— Start Supplied information —

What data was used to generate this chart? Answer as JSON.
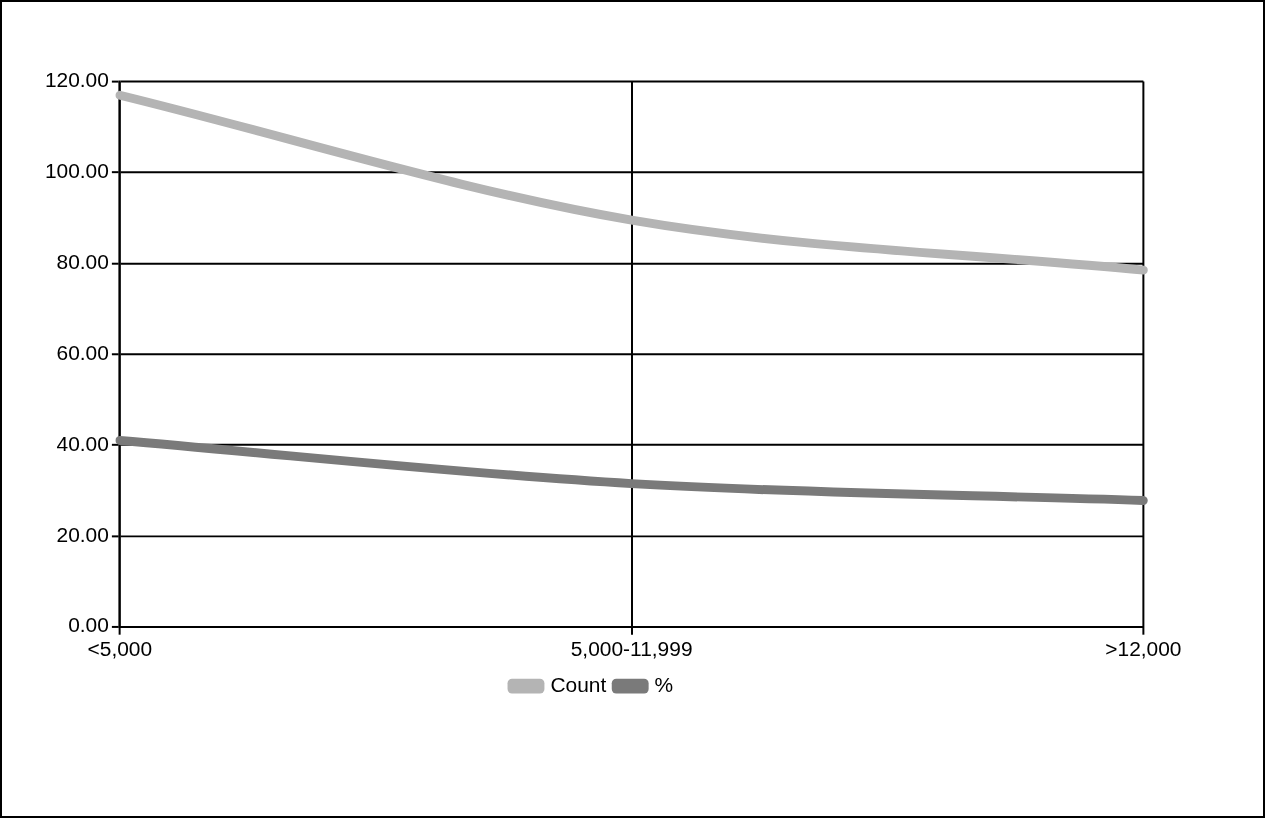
{
  "chart_data": {
    "type": "line",
    "categories": [
      "<5,000",
      "5,000-11,999",
      ">12,000"
    ],
    "series": [
      {
        "name": "Count",
        "color": "#b4b4b4",
        "values": [
          117,
          89.5,
          78.5
        ]
      },
      {
        "name": "%",
        "color": "#7a7a7a",
        "values": [
          41,
          31.5,
          27.8
        ]
      }
    ],
    "ylim": [
      0,
      120
    ],
    "yticks": [
      {
        "value": 0,
        "label": "0.00"
      },
      {
        "value": 20,
        "label": "20.00"
      },
      {
        "value": 40,
        "label": "40.00"
      },
      {
        "value": 60,
        "label": "60.00"
      },
      {
        "value": 80,
        "label": "80.00"
      },
      {
        "value": 100,
        "label": "100.00"
      },
      {
        "value": 120,
        "label": "120.00"
      }
    ],
    "grid": true,
    "legend": "bottom",
    "marker": "none",
    "line_style": "solid"
  }
}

— End Supplied information —

Objective
Output all of the entries verbatim, leaving out any images.

Result of the exercise
What data was used to generate this chart? Answer as JSON.
{
  "chart_data": {
    "type": "line",
    "categories": [
      "<5,000",
      "5,000-11,999",
      ">12,000"
    ],
    "series": [
      {
        "name": "Count",
        "color": "#b4b4b4",
        "values": [
          117,
          89.5,
          78.5
        ]
      },
      {
        "name": "%",
        "color": "#7a7a7a",
        "values": [
          41,
          31.5,
          27.8
        ]
      }
    ],
    "ylim": [
      0,
      120
    ],
    "yticks": [
      {
        "value": 0,
        "label": "0.00"
      },
      {
        "value": 20,
        "label": "20.00"
      },
      {
        "value": 40,
        "label": "40.00"
      },
      {
        "value": 60,
        "label": "60.00"
      },
      {
        "value": 80,
        "label": "80.00"
      },
      {
        "value": 100,
        "label": "100.00"
      },
      {
        "value": 120,
        "label": "120.00"
      }
    ],
    "grid": true,
    "legend": "bottom",
    "marker": "none",
    "line_style": "solid"
  }
}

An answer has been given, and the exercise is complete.